**Excerpt provided**

----

At this point I gave up trying to fix this. The textbook solution of trying to replace the brackets that hold the bands-witch boards, solder the boards to the replacement brackets, and checking the screws and nuts and washers that hold the driver board to the chasis required more disassembly than I was prepared to do. These boards are not designed to be removed, and some of the screws that I had to remove to disassemble this part of the transceiver were really jammed. I guess it is possible to fix this problem, but it’s not easy.

Also, from all the Heathkit service bulletins and all the experiences of the people on the Heathkit Yahoo group I realized that the SB-101 suffers from some serious design problems in the driver and band-switch. This kind of discouraged me.

----

**Given records**
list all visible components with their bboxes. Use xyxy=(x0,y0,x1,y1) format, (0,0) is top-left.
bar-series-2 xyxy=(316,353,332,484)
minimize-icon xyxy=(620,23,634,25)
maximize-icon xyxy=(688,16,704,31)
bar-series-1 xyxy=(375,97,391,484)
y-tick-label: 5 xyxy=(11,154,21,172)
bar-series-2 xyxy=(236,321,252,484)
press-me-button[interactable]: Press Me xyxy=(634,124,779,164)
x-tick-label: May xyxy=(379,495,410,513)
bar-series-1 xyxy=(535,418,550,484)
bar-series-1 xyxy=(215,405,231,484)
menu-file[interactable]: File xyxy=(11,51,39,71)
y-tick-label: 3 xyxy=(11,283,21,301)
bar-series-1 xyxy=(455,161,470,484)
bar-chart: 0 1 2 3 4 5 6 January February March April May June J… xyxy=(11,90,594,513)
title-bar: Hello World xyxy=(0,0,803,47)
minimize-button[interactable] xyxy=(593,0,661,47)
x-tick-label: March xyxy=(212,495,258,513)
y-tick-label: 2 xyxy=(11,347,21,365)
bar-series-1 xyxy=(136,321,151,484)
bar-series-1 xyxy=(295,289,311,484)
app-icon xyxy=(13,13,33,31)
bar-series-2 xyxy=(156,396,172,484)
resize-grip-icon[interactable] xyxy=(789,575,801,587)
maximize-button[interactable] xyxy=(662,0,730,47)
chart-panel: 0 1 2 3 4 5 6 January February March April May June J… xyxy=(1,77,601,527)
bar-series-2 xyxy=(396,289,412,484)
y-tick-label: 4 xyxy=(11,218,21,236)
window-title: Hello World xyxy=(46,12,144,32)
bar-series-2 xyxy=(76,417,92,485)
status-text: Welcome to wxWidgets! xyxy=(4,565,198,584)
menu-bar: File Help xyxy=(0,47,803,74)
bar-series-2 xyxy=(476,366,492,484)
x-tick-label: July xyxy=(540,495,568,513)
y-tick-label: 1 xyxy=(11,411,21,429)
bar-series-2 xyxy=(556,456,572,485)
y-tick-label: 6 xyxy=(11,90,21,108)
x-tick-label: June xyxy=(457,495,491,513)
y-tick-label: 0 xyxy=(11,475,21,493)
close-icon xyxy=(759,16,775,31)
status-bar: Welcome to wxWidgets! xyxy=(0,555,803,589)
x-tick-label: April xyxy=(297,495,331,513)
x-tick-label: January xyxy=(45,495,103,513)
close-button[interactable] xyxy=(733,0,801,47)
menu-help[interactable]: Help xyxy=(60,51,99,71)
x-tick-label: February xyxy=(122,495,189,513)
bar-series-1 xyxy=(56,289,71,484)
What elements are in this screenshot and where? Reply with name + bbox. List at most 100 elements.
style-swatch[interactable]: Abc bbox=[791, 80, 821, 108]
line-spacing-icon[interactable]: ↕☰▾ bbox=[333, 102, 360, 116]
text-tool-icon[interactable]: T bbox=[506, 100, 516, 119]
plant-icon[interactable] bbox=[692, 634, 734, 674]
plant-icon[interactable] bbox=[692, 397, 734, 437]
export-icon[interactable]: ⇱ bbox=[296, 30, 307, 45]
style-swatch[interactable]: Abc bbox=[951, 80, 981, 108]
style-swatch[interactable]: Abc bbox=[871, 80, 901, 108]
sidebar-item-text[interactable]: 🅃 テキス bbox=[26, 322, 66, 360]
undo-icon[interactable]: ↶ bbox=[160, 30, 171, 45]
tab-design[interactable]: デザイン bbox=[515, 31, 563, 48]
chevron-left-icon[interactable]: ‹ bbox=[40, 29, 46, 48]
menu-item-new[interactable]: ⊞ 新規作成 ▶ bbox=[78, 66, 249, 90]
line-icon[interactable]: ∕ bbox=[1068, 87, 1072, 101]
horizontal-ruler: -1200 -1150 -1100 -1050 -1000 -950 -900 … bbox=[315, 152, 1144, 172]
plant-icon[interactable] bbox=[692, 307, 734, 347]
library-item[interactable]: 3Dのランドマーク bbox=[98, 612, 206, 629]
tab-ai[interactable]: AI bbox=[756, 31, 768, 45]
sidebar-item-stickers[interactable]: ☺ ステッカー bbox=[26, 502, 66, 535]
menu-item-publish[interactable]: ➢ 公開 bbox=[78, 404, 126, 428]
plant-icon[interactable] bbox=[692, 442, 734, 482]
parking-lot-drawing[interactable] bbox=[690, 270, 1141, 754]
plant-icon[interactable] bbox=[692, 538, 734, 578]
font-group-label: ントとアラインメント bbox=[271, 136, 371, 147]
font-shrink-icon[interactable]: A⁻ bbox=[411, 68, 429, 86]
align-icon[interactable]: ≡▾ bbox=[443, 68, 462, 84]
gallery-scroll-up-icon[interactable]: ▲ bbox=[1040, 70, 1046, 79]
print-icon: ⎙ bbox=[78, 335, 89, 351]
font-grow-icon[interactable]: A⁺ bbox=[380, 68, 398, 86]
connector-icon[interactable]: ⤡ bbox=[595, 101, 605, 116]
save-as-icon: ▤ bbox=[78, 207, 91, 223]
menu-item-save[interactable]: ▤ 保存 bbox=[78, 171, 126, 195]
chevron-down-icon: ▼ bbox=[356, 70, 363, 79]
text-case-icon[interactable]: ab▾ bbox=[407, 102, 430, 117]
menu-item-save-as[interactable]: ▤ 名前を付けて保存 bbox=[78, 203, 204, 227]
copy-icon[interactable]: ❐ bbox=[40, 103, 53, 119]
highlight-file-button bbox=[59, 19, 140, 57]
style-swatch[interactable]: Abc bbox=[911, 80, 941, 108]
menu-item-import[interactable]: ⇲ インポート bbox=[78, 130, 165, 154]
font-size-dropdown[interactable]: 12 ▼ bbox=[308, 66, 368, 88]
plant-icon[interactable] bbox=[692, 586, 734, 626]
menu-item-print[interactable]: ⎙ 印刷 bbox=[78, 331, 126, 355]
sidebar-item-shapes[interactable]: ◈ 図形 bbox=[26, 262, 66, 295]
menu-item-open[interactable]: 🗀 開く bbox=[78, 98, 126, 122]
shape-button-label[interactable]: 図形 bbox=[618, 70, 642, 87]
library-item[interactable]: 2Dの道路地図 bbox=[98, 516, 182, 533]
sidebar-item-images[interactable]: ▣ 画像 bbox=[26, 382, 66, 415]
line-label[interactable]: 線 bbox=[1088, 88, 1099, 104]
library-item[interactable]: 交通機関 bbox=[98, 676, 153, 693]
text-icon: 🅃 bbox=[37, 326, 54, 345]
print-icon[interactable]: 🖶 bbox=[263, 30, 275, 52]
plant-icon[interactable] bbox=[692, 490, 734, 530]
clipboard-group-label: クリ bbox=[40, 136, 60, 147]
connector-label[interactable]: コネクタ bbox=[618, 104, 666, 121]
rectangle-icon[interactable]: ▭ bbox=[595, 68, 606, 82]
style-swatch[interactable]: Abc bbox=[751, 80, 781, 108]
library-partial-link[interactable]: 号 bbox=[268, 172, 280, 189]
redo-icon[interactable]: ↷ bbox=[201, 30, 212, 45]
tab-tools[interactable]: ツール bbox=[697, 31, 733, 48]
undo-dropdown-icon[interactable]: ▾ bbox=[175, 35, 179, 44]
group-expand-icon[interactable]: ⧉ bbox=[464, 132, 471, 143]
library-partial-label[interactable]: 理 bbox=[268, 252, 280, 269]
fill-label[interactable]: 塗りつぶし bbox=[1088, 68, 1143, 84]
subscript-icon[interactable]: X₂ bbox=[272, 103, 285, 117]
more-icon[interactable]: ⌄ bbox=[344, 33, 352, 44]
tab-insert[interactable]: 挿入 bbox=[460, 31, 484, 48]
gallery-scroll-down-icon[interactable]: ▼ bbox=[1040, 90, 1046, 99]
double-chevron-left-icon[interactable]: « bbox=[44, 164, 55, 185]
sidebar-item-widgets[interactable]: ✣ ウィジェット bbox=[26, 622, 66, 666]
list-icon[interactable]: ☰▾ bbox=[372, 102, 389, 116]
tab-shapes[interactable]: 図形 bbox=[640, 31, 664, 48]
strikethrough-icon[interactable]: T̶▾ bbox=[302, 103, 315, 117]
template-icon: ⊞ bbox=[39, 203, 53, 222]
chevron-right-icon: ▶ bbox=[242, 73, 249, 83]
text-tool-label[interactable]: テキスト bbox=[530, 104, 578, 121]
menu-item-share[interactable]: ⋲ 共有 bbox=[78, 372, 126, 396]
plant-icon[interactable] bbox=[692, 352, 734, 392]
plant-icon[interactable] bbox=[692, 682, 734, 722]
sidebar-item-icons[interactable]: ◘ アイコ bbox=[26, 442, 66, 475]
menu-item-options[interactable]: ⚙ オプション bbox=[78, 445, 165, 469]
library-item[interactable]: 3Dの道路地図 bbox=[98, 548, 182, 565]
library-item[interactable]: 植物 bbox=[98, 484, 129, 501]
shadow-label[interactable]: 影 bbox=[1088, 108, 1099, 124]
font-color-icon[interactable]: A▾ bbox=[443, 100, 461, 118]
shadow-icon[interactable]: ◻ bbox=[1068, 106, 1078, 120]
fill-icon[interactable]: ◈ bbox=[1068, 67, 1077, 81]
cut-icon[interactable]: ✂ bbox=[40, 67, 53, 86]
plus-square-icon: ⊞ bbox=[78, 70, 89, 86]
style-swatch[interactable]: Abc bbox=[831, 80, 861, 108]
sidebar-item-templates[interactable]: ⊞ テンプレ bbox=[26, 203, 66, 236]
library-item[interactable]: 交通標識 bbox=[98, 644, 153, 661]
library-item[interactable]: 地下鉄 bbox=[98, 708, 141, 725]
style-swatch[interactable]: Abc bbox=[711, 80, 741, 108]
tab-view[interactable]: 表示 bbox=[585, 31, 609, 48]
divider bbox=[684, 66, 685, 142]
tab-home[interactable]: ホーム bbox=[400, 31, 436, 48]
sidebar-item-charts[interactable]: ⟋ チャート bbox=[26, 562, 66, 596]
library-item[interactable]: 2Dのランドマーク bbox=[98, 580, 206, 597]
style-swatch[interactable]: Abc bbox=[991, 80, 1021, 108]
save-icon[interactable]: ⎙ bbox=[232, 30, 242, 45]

----

**What you are asked to do**
Extend the account of the Heathkit SB-101 repair past its final sentence. The material here is from a different source than the SB-101 repair text.

**Task result**
I replaced two connectors as part of the restoration. I replaced the UHF antenna socket with a BNC. The old socket was not original (the original was an RCA) and was not well attached to the chasis. A chasis-mount BNC socket fit the hole, is well attached, and more convenient. I replaced the weird Heathkit microphone connector with a more conventional 4-pin socket for which I had two plugs available.

The end result is a transceiver that receives and transmits on all bands (apart from the 29.5MHz sub-band), but with amplitude variations on transmit. Transmit performance was sufficient to chat with a friend for a while, and this was good enough for me.